Goal of the exercise:
Pictures do not belong in the copy; transcribe everything else in the records exactly.

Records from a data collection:
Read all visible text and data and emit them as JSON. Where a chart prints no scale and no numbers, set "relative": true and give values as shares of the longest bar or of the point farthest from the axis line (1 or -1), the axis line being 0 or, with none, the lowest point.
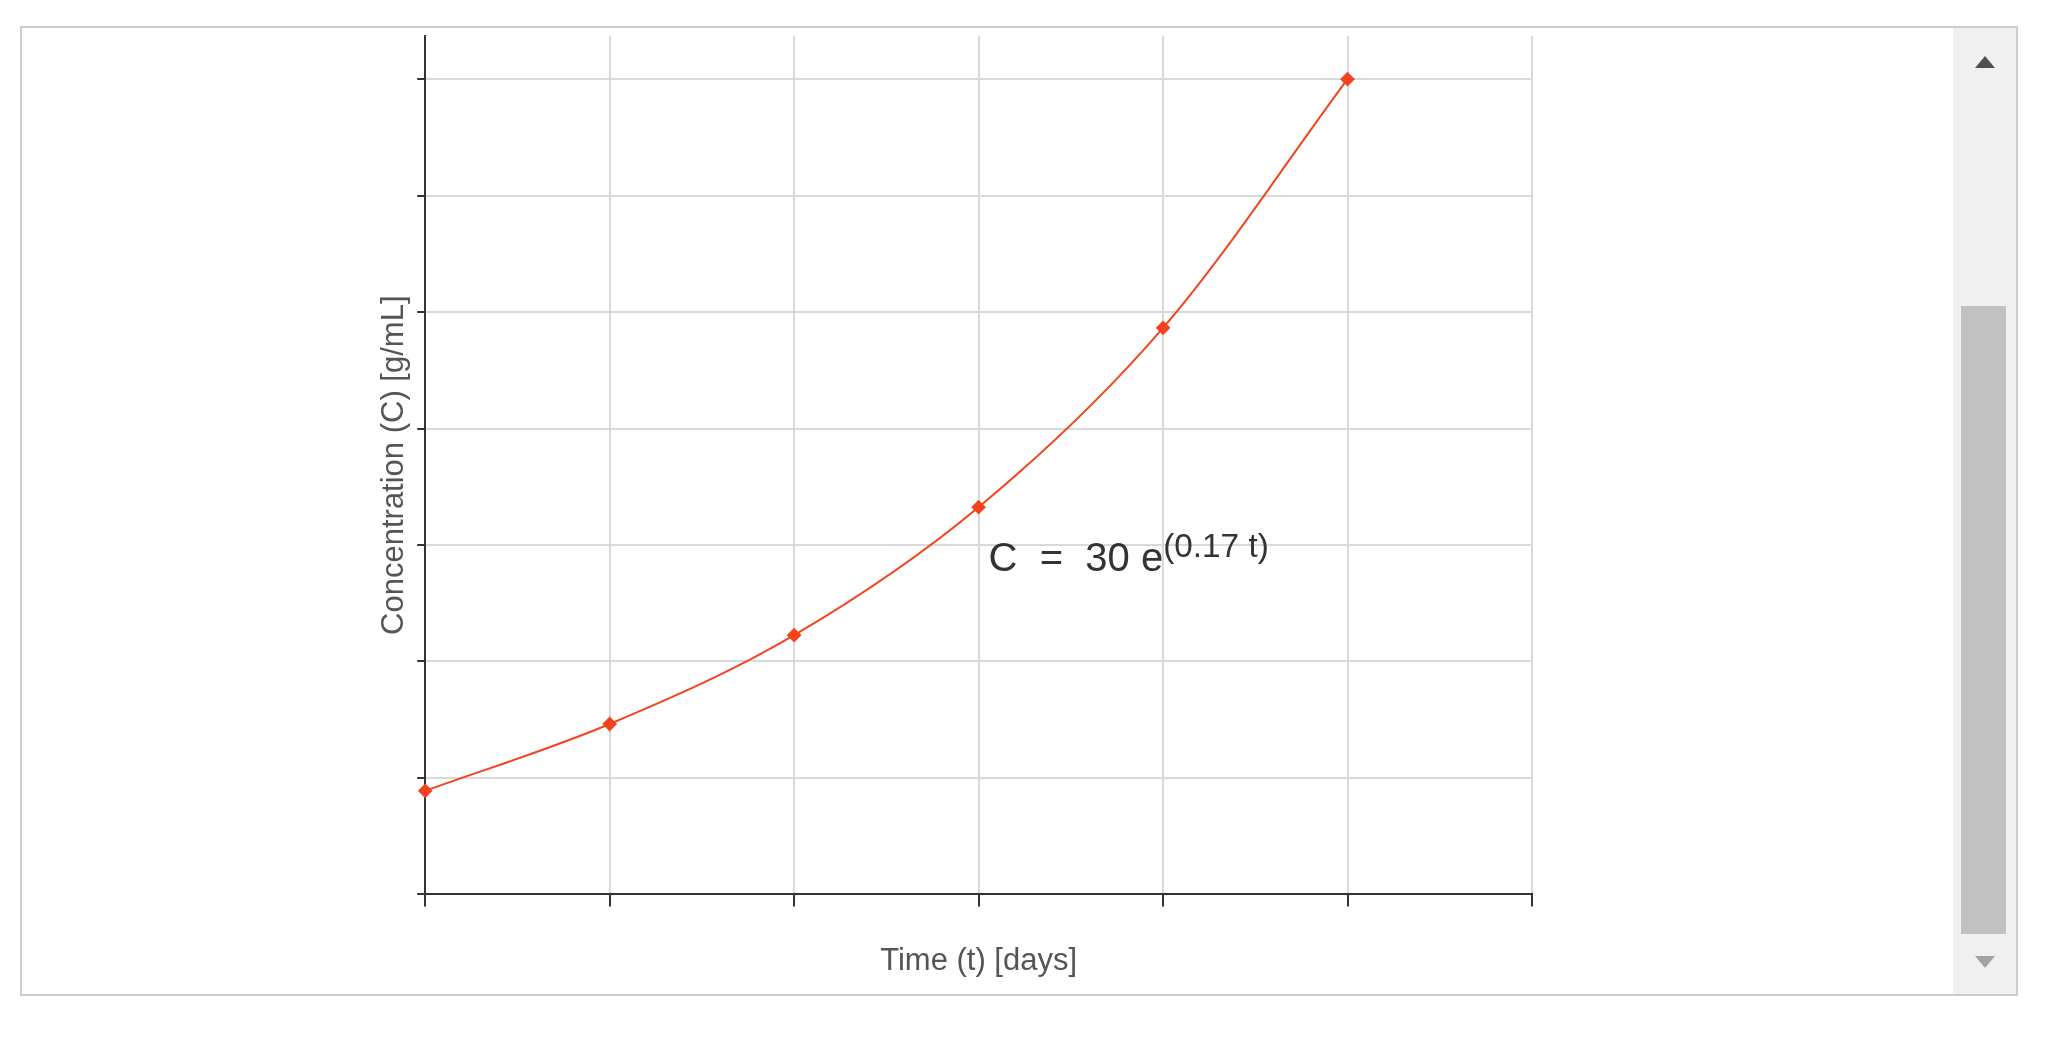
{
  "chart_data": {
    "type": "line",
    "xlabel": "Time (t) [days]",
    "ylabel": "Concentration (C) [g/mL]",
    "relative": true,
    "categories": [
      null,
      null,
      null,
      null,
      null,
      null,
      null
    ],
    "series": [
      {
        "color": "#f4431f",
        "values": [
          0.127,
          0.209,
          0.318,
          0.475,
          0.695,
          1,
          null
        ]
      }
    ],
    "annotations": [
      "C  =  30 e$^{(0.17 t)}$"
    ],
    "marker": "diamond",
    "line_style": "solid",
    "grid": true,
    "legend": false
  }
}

Full solution:
Read all visible text and data and emit them as JSON. Where a chart prints no scale and no numbers, set "relative": true and give values as shares of the longest bar or of the point farthest from the axis line (1 or -1), the axis line being 0 or, with none, the lowest point.
{
  "chart_data": {
    "type": "line",
    "xlabel": "Time (t) [days]",
    "ylabel": "Concentration (C) [g/mL]",
    "relative": true,
    "categories": [
      null,
      null,
      null,
      null,
      null,
      null,
      null
    ],
    "series": [
      {
        "color": "#f4431f",
        "values": [
          0.127,
          0.209,
          0.318,
          0.475,
          0.695,
          1,
          null
        ]
      }
    ],
    "annotations": [
      "C  =  30 e$^{(0.17 t)}$"
    ],
    "marker": "diamond",
    "line_style": "solid",
    "grid": true,
    "legend": false
  }
}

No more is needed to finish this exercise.